■ What to produce ■
From the records below, pull each line that has "color".

• • • • • • •

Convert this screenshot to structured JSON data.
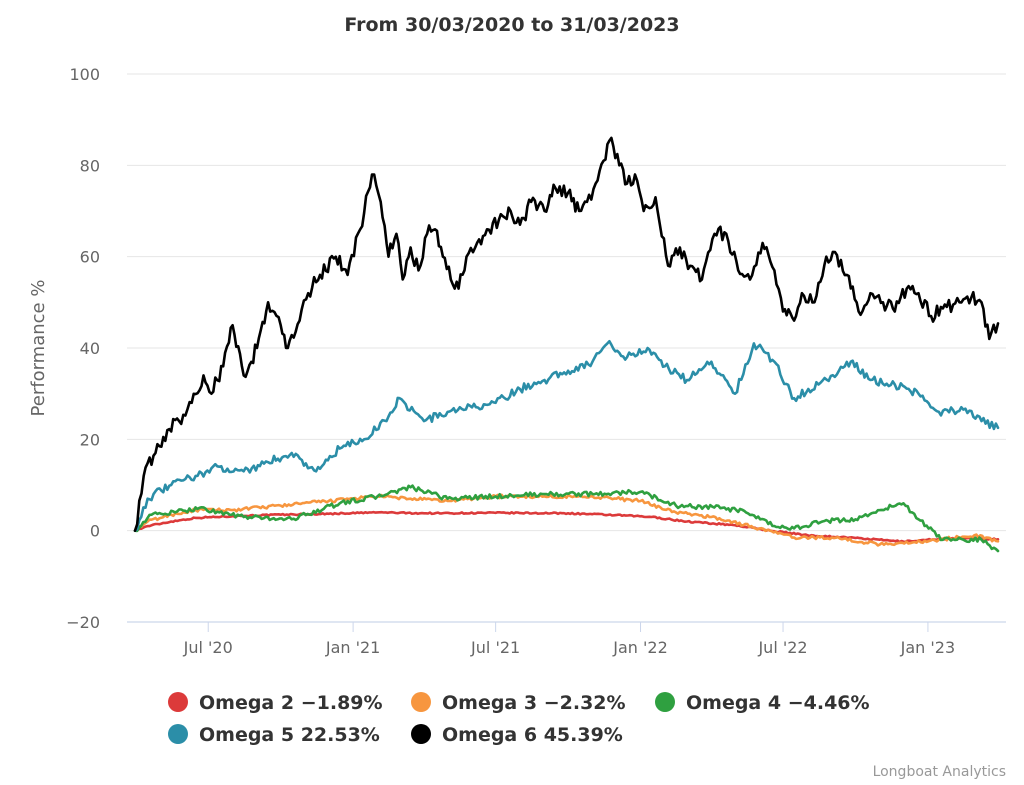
{
  "chart_data": {
    "type": "line",
    "title": "From 30/03/2020 to 31/03/2023",
    "xlabel": "",
    "ylabel": "Performance %",
    "x_range": [
      "2020-03-30",
      "2023-03-31"
    ],
    "ylim": [
      -20,
      100
    ],
    "y_ticks": [
      "100",
      "80",
      "60",
      "40",
      "20",
      "0",
      "−20"
    ],
    "y_tick_values": [
      100,
      80,
      60,
      40,
      20,
      0,
      -20
    ],
    "x_ticks": [
      "Jul '20",
      "Jan '21",
      "Jul '21",
      "Jan '22",
      "Jul '22",
      "Jan '23"
    ],
    "x_tick_dates": [
      "2020-07-01",
      "2021-01-01",
      "2021-07-01",
      "2022-01-01",
      "2022-07-01",
      "2023-01-01"
    ],
    "grid": true,
    "legend_position": "bottom",
    "series": [
      {
        "name": "Omega 2",
        "label": "Omega 2 −1.89%",
        "color": "#dc3a3a",
        "x": [
          "2020-03-30",
          "2020-04-15",
          "2020-05-15",
          "2020-06-15",
          "2020-08-01",
          "2020-10-01",
          "2020-12-01",
          "2021-02-01",
          "2021-04-01",
          "2021-07-01",
          "2021-10-01",
          "2021-12-01",
          "2022-01-15",
          "2022-03-01",
          "2022-05-01",
          "2022-06-15",
          "2022-08-01",
          "2022-10-01",
          "2022-12-01",
          "2023-01-15",
          "2023-03-01",
          "2023-03-31"
        ],
        "values": [
          0,
          1.0,
          2.0,
          2.8,
          3.2,
          3.5,
          3.7,
          4.0,
          3.8,
          3.9,
          3.8,
          3.4,
          3.0,
          2.0,
          1.2,
          0.0,
          -1.0,
          -1.6,
          -2.4,
          -1.8,
          -1.7,
          -1.89
        ]
      },
      {
        "name": "Omega 3",
        "label": "Omega 3 −2.32%",
        "color": "#f7963f",
        "x": [
          "2020-03-30",
          "2020-04-15",
          "2020-05-15",
          "2020-06-15",
          "2020-08-01",
          "2020-10-01",
          "2020-12-01",
          "2021-02-01",
          "2021-03-15",
          "2021-05-01",
          "2021-07-01",
          "2021-09-01",
          "2021-11-01",
          "2022-01-01",
          "2022-02-15",
          "2022-04-01",
          "2022-06-01",
          "2022-07-15",
          "2022-09-01",
          "2022-11-01",
          "2022-12-15",
          "2023-01-15",
          "2023-03-01",
          "2023-03-31"
        ],
        "values": [
          0,
          2.0,
          3.5,
          4.5,
          4.5,
          5.5,
          6.5,
          7.5,
          7.0,
          6.5,
          7.5,
          7.5,
          7.5,
          6.5,
          4.0,
          3.0,
          0.5,
          -1.5,
          -1.5,
          -3.0,
          -2.5,
          -2.0,
          -1.0,
          -2.32
        ]
      },
      {
        "name": "Omega 4",
        "label": "Omega 4 −4.46%",
        "color": "#2fa040",
        "x": [
          "2020-03-30",
          "2020-04-20",
          "2020-05-20",
          "2020-06-20",
          "2020-07-15",
          "2020-08-15",
          "2020-10-15",
          "2020-12-15",
          "2021-02-01",
          "2021-03-15",
          "2021-05-01",
          "2021-07-01",
          "2021-09-01",
          "2021-11-01",
          "2022-01-01",
          "2022-02-15",
          "2022-04-15",
          "2022-05-15",
          "2022-06-20",
          "2022-07-15",
          "2022-08-20",
          "2022-10-01",
          "2022-11-01",
          "2022-12-01",
          "2022-12-20",
          "2023-01-20",
          "2023-03-10",
          "2023-03-31"
        ],
        "values": [
          0,
          3.5,
          4.0,
          5.0,
          4.0,
          3.0,
          2.5,
          6.0,
          7.5,
          9.5,
          7.0,
          7.5,
          8.0,
          8.0,
          8.5,
          5.5,
          5.0,
          4.0,
          1.0,
          0.5,
          2.0,
          2.5,
          4.5,
          6.0,
          2.5,
          -2.0,
          -2.0,
          -4.46
        ]
      },
      {
        "name": "Omega 5",
        "label": "Omega 5 22.53%",
        "color": "#2b8ea8",
        "x": [
          "2020-03-30",
          "2020-04-15",
          "2020-05-15",
          "2020-06-15",
          "2020-07-15",
          "2020-08-15",
          "2020-09-15",
          "2020-10-15",
          "2020-11-15",
          "2020-12-15",
          "2021-01-15",
          "2021-02-15",
          "2021-03-01",
          "2021-04-01",
          "2021-05-01",
          "2021-06-01",
          "2021-07-01",
          "2021-08-01",
          "2021-09-01",
          "2021-10-01",
          "2021-11-01",
          "2021-11-20",
          "2021-12-15",
          "2022-01-10",
          "2022-02-01",
          "2022-03-01",
          "2022-04-01",
          "2022-05-01",
          "2022-05-25",
          "2022-06-20",
          "2022-07-15",
          "2022-08-15",
          "2022-09-10",
          "2022-09-25",
          "2022-10-20",
          "2022-11-20",
          "2022-12-20",
          "2023-01-15",
          "2023-02-15",
          "2023-03-10",
          "2023-03-31"
        ],
        "values": [
          0,
          7.0,
          10.0,
          12.0,
          14.0,
          13.0,
          15.0,
          17.0,
          13.0,
          18.0,
          20.0,
          25.0,
          29.0,
          24.0,
          26.0,
          27.0,
          28.0,
          31.0,
          33.0,
          35.0,
          37.0,
          41.0,
          38.0,
          40.0,
          36.0,
          33.0,
          37.0,
          30.0,
          41.0,
          37.0,
          29.0,
          32.0,
          35.0,
          37.0,
          33.0,
          32.0,
          30.0,
          26.0,
          26.5,
          24.0,
          22.53
        ]
      },
      {
        "name": "Omega 6",
        "label": "Omega 6 45.39%",
        "color": "#000000",
        "x": [
          "2020-03-30",
          "2020-04-10",
          "2020-04-25",
          "2020-05-10",
          "2020-05-25",
          "2020-06-10",
          "2020-06-25",
          "2020-07-05",
          "2020-07-20",
          "2020-08-01",
          "2020-08-15",
          "2020-09-01",
          "2020-09-15",
          "2020-10-01",
          "2020-10-10",
          "2020-10-25",
          "2020-11-05",
          "2020-11-20",
          "2020-12-10",
          "2020-12-25",
          "2021-01-10",
          "2021-01-25",
          "2021-02-05",
          "2021-02-15",
          "2021-02-25",
          "2021-03-05",
          "2021-03-15",
          "2021-03-25",
          "2021-04-05",
          "2021-04-15",
          "2021-04-25",
          "2021-05-05",
          "2021-05-15",
          "2021-05-25",
          "2021-06-05",
          "2021-06-20",
          "2021-07-05",
          "2021-07-20",
          "2021-08-01",
          "2021-08-15",
          "2021-09-01",
          "2021-09-15",
          "2021-10-01",
          "2021-10-15",
          "2021-10-25",
          "2021-11-05",
          "2021-11-15",
          "2021-11-25",
          "2021-12-05",
          "2021-12-15",
          "2021-12-25",
          "2022-01-05",
          "2022-01-20",
          "2022-02-05",
          "2022-02-20",
          "2022-03-05",
          "2022-03-20",
          "2022-04-05",
          "2022-04-20",
          "2022-05-05",
          "2022-05-20",
          "2022-06-05",
          "2022-06-20",
          "2022-07-01",
          "2022-07-15",
          "2022-07-25",
          "2022-08-10",
          "2022-08-25",
          "2022-09-05",
          "2022-09-20",
          "2022-10-05",
          "2022-10-20",
          "2022-11-05",
          "2022-11-20",
          "2022-12-05",
          "2022-12-20",
          "2023-01-05",
          "2023-01-25",
          "2023-02-10",
          "2023-02-25",
          "2023-03-10",
          "2023-03-20",
          "2023-03-31"
        ],
        "values": [
          0,
          12.0,
          17.0,
          22.0,
          24.0,
          28.0,
          34.0,
          30.0,
          36.0,
          45.0,
          34.0,
          40.0,
          50.0,
          45.0,
          40.0,
          46.0,
          52.0,
          56.0,
          60.0,
          56.0,
          66.0,
          78.0,
          72.0,
          60.0,
          65.0,
          55.0,
          62.0,
          57.0,
          65.0,
          66.0,
          60.0,
          55.0,
          53.0,
          60.0,
          62.0,
          66.0,
          68.0,
          70.0,
          67.0,
          72.0,
          70.0,
          75.0,
          74.0,
          70.0,
          72.0,
          76.0,
          81.0,
          86.0,
          80.0,
          76.0,
          78.0,
          70.0,
          73.0,
          58.0,
          62.0,
          58.0,
          55.0,
          65.0,
          65.0,
          57.0,
          55.0,
          63.0,
          57.0,
          48.0,
          46.0,
          52.0,
          50.0,
          60.0,
          61.0,
          56.0,
          48.0,
          52.0,
          50.0,
          48.0,
          53.0,
          52.0,
          47.0,
          49.0,
          50.0,
          51.0,
          50.0,
          42.0,
          45.39
        ]
      }
    ],
    "credits": "Longboat Analytics"
  }
}
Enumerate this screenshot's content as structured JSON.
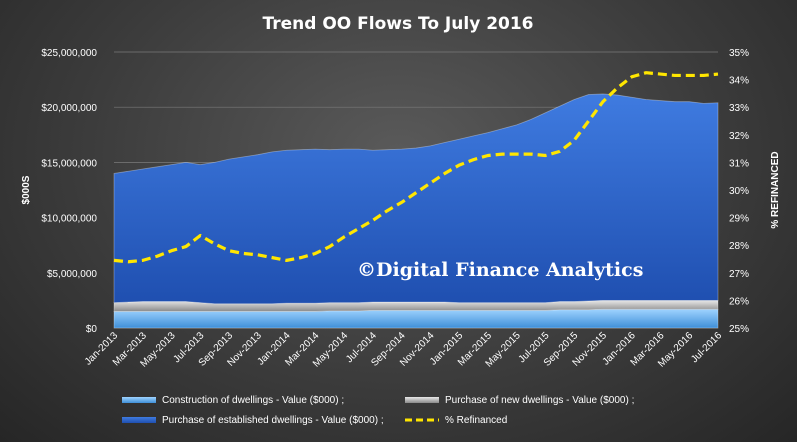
{
  "chart_data": {
    "type": "area",
    "title": "Trend OO Flows To July 2016",
    "ylabel": "$000S",
    "y2label": "% REFINANCED",
    "ylim": [
      0,
      25000000
    ],
    "y2lim": [
      25,
      35
    ],
    "grid": true,
    "legend_position": "bottom",
    "x_tick_labels": [
      "Jan-2013",
      "Mar-2013",
      "May-2013",
      "Jul-2013",
      "Sep-2013",
      "Nov-2013",
      "Jan-2014",
      "Mar-2014",
      "May-2014",
      "Jul-2014",
      "Sep-2014",
      "Nov-2014",
      "Jan-2015",
      "Mar-2015",
      "May-2015",
      "Jul-2015",
      "Sep-2015",
      "Nov-2015",
      "Jan-2016",
      "Mar-2016",
      "May-2016",
      "Jul-2016"
    ],
    "y_tick_labels": [
      "$0",
      "$5,000,000",
      "$10,000,000",
      "$15,000,000",
      "$20,000,000",
      "$25,000,000"
    ],
    "y_tick_values": [
      0,
      5000000,
      10000000,
      15000000,
      20000000,
      25000000
    ],
    "y2_tick_labels": [
      "25%",
      "26%",
      "27%",
      "28%",
      "29%",
      "30%",
      "31%",
      "32%",
      "33%",
      "34%",
      "35%"
    ],
    "y2_tick_values": [
      25,
      26,
      27,
      28,
      29,
      30,
      31,
      32,
      33,
      34,
      35
    ],
    "x": [
      "Jan-2013",
      "Feb-2013",
      "Mar-2013",
      "Apr-2013",
      "May-2013",
      "Jun-2013",
      "Jul-2013",
      "Aug-2013",
      "Sep-2013",
      "Oct-2013",
      "Nov-2013",
      "Dec-2013",
      "Jan-2014",
      "Feb-2014",
      "Mar-2014",
      "Apr-2014",
      "May-2014",
      "Jun-2014",
      "Jul-2014",
      "Aug-2014",
      "Sep-2014",
      "Oct-2014",
      "Nov-2014",
      "Dec-2014",
      "Jan-2015",
      "Feb-2015",
      "Mar-2015",
      "Apr-2015",
      "May-2015",
      "Jun-2015",
      "Jul-2015",
      "Aug-2015",
      "Sep-2015",
      "Oct-2015",
      "Nov-2015",
      "Dec-2015",
      "Jan-2016",
      "Feb-2016",
      "Mar-2016",
      "Apr-2016",
      "May-2016",
      "Jun-2016",
      "Jul-2016"
    ],
    "series": [
      {
        "name": "Construction of dwellings - Value ($000) ;",
        "kind": "stacked-area",
        "color": "#5aaae6",
        "values": [
          1500000,
          1500000,
          1500000,
          1500000,
          1500000,
          1500000,
          1500000,
          1500000,
          1500000,
          1500000,
          1500000,
          1500000,
          1500000,
          1500000,
          1500000,
          1550000,
          1550000,
          1550000,
          1600000,
          1600000,
          1600000,
          1600000,
          1600000,
          1600000,
          1600000,
          1600000,
          1600000,
          1600000,
          1600000,
          1600000,
          1600000,
          1650000,
          1650000,
          1650000,
          1700000,
          1700000,
          1700000,
          1700000,
          1700000,
          1700000,
          1700000,
          1700000,
          1700000
        ]
      },
      {
        "name": "Purchase of new dwellings - Value ($000) ;",
        "kind": "stacked-area",
        "color": "#b4b4b4",
        "values": [
          800000,
          850000,
          900000,
          900000,
          900000,
          900000,
          800000,
          700000,
          700000,
          700000,
          700000,
          700000,
          750000,
          750000,
          750000,
          750000,
          750000,
          750000,
          750000,
          750000,
          750000,
          750000,
          750000,
          750000,
          700000,
          700000,
          700000,
          700000,
          700000,
          700000,
          700000,
          750000,
          750000,
          800000,
          800000,
          800000,
          800000,
          800000,
          800000,
          800000,
          800000,
          800000,
          800000
        ]
      },
      {
        "name": "Purchase of established dwellings - Value ($000) ;",
        "kind": "stacked-area",
        "color": "#2e62c6",
        "values": [
          11700000,
          11850000,
          12000000,
          12200000,
          12400000,
          12600000,
          12500000,
          12800000,
          13100000,
          13300000,
          13500000,
          13750000,
          13850000,
          13900000,
          13950000,
          13850000,
          13900000,
          13900000,
          13750000,
          13800000,
          13850000,
          13950000,
          14150000,
          14450000,
          14800000,
          15100000,
          15400000,
          15750000,
          16100000,
          16600000,
          17200000,
          17700000,
          18300000,
          18700000,
          18700000,
          18600000,
          18400000,
          18200000,
          18100000,
          18000000,
          18000000,
          17850000,
          17900000
        ]
      },
      {
        "name": "% Refinanced",
        "kind": "line",
        "axis": "y2",
        "color": "#ffe600",
        "values": [
          27.45,
          27.4,
          27.45,
          27.6,
          27.8,
          27.95,
          28.35,
          28.05,
          27.8,
          27.7,
          27.65,
          27.55,
          27.45,
          27.55,
          27.7,
          27.95,
          28.3,
          28.6,
          28.9,
          29.25,
          29.55,
          29.9,
          30.25,
          30.6,
          30.9,
          31.1,
          31.25,
          31.3,
          31.3,
          31.3,
          31.25,
          31.4,
          31.8,
          32.5,
          33.2,
          33.7,
          34.1,
          34.25,
          34.2,
          34.15,
          34.15,
          34.15,
          34.2
        ]
      }
    ],
    "watermark": "©Digital Finance Analytics"
  }
}
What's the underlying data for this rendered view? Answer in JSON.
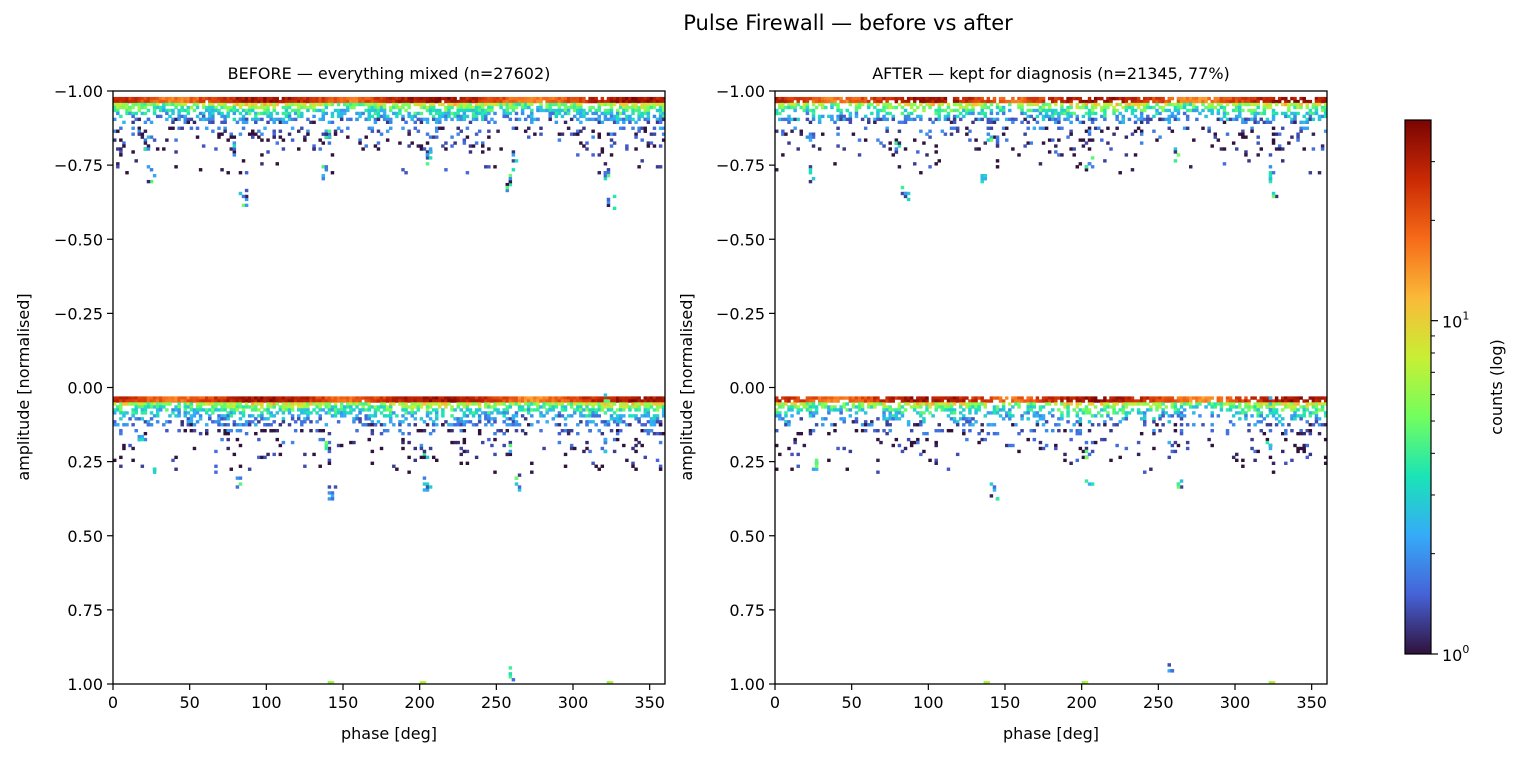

• • • • • • •

■ Task response ■
        "color": "#dc3a3a",
        "color": "#f7963f",
        "color": "#2fa040",
        "color": "#2b8ea8",
        "color": "#000000",
        "color": "#5aaae6",
        "color": "#b4b4b4",
        "color": "#2e62c6",
        "color": "#ffe600",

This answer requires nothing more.